▶ PROMPT
In the copy, keep every record exact and leave out all images.

(Stored dataset items)

↓

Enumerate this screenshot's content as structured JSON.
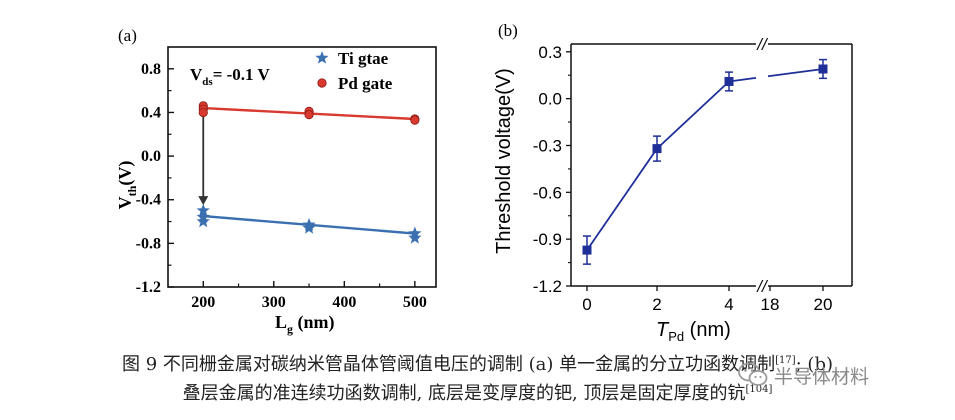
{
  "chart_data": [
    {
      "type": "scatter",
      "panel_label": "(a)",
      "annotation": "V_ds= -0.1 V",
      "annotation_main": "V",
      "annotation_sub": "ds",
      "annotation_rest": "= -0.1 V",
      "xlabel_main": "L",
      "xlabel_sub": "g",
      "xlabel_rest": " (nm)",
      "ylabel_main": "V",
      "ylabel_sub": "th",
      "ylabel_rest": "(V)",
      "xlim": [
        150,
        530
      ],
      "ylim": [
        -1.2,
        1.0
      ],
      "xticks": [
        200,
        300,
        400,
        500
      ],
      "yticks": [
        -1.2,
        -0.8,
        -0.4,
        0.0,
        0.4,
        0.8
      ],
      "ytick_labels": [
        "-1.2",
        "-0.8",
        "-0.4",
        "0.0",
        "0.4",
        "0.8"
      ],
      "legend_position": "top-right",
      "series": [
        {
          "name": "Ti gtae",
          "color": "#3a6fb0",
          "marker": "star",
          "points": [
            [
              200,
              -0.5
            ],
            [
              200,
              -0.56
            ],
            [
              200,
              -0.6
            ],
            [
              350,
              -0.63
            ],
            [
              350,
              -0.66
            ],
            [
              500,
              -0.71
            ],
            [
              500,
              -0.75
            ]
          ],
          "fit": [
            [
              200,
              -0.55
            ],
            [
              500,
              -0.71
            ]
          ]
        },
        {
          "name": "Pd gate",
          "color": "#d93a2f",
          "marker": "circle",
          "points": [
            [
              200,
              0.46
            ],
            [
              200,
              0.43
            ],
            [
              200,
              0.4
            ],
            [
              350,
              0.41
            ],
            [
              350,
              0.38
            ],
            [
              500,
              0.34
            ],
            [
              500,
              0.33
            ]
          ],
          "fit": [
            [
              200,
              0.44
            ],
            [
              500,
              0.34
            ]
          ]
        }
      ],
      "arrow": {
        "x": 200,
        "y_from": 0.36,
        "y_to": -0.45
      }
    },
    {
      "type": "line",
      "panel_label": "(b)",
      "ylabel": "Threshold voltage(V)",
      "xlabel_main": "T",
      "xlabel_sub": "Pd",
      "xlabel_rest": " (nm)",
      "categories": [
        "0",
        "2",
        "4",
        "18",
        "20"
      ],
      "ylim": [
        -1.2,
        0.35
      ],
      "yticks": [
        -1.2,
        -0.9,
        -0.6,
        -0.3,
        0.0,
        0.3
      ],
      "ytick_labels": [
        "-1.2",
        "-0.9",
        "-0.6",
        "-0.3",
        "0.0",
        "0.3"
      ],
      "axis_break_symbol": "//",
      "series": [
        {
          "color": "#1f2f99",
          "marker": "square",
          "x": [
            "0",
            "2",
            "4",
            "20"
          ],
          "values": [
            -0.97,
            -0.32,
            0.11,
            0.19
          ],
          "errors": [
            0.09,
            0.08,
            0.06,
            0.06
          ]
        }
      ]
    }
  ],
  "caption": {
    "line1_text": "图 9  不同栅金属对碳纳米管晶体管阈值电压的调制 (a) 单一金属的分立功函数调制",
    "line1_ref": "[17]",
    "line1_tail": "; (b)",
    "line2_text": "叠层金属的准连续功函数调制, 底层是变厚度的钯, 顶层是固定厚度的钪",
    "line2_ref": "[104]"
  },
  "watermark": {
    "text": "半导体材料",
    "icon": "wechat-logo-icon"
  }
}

↑

▶ SOLUTION FOR THIS EXERCISE
Enumerate this screenshot's content as structured JSON.
{
  "chart_data": [
    {
      "type": "scatter",
      "panel_label": "(a)",
      "annotation": "V_ds= -0.1 V",
      "annotation_main": "V",
      "annotation_sub": "ds",
      "annotation_rest": "= -0.1 V",
      "xlabel_main": "L",
      "xlabel_sub": "g",
      "xlabel_rest": " (nm)",
      "ylabel_main": "V",
      "ylabel_sub": "th",
      "ylabel_rest": "(V)",
      "xlim": [
        150,
        530
      ],
      "ylim": [
        -1.2,
        1.0
      ],
      "xticks": [
        200,
        300,
        400,
        500
      ],
      "yticks": [
        -1.2,
        -0.8,
        -0.4,
        0.0,
        0.4,
        0.8
      ],
      "ytick_labels": [
        "-1.2",
        "-0.8",
        "-0.4",
        "0.0",
        "0.4",
        "0.8"
      ],
      "legend_position": "top-right",
      "series": [
        {
          "name": "Ti gtae",
          "color": "#3a6fb0",
          "marker": "star",
          "points": [
            [
              200,
              -0.5
            ],
            [
              200,
              -0.56
            ],
            [
              200,
              -0.6
            ],
            [
              350,
              -0.63
            ],
            [
              350,
              -0.66
            ],
            [
              500,
              -0.71
            ],
            [
              500,
              -0.75
            ]
          ],
          "fit": [
            [
              200,
              -0.55
            ],
            [
              500,
              -0.71
            ]
          ]
        },
        {
          "name": "Pd gate",
          "color": "#d93a2f",
          "marker": "circle",
          "points": [
            [
              200,
              0.46
            ],
            [
              200,
              0.43
            ],
            [
              200,
              0.4
            ],
            [
              350,
              0.41
            ],
            [
              350,
              0.38
            ],
            [
              500,
              0.34
            ],
            [
              500,
              0.33
            ]
          ],
          "fit": [
            [
              200,
              0.44
            ],
            [
              500,
              0.34
            ]
          ]
        }
      ],
      "arrow": {
        "x": 200,
        "y_from": 0.36,
        "y_to": -0.45
      }
    },
    {
      "type": "line",
      "panel_label": "(b)",
      "ylabel": "Threshold voltage(V)",
      "xlabel_main": "T",
      "xlabel_sub": "Pd",
      "xlabel_rest": " (nm)",
      "categories": [
        "0",
        "2",
        "4",
        "18",
        "20"
      ],
      "ylim": [
        -1.2,
        0.35
      ],
      "yticks": [
        -1.2,
        -0.9,
        -0.6,
        -0.3,
        0.0,
        0.3
      ],
      "ytick_labels": [
        "-1.2",
        "-0.9",
        "-0.6",
        "-0.3",
        "0.0",
        "0.3"
      ],
      "axis_break_symbol": "//",
      "series": [
        {
          "color": "#1f2f99",
          "marker": "square",
          "x": [
            "0",
            "2",
            "4",
            "20"
          ],
          "values": [
            -0.97,
            -0.32,
            0.11,
            0.19
          ],
          "errors": [
            0.09,
            0.08,
            0.06,
            0.06
          ]
        }
      ]
    }
  ],
  "caption": {
    "line1_text": "图 9  不同栅金属对碳纳米管晶体管阈值电压的调制 (a) 单一金属的分立功函数调制",
    "line1_ref": "[17]",
    "line1_tail": "; (b)",
    "line2_text": "叠层金属的准连续功函数调制, 底层是变厚度的钯, 顶层是固定厚度的钪",
    "line2_ref": "[104]"
  },
  "watermark": {
    "text": "半导体材料",
    "icon": "wechat-logo-icon"
  }
}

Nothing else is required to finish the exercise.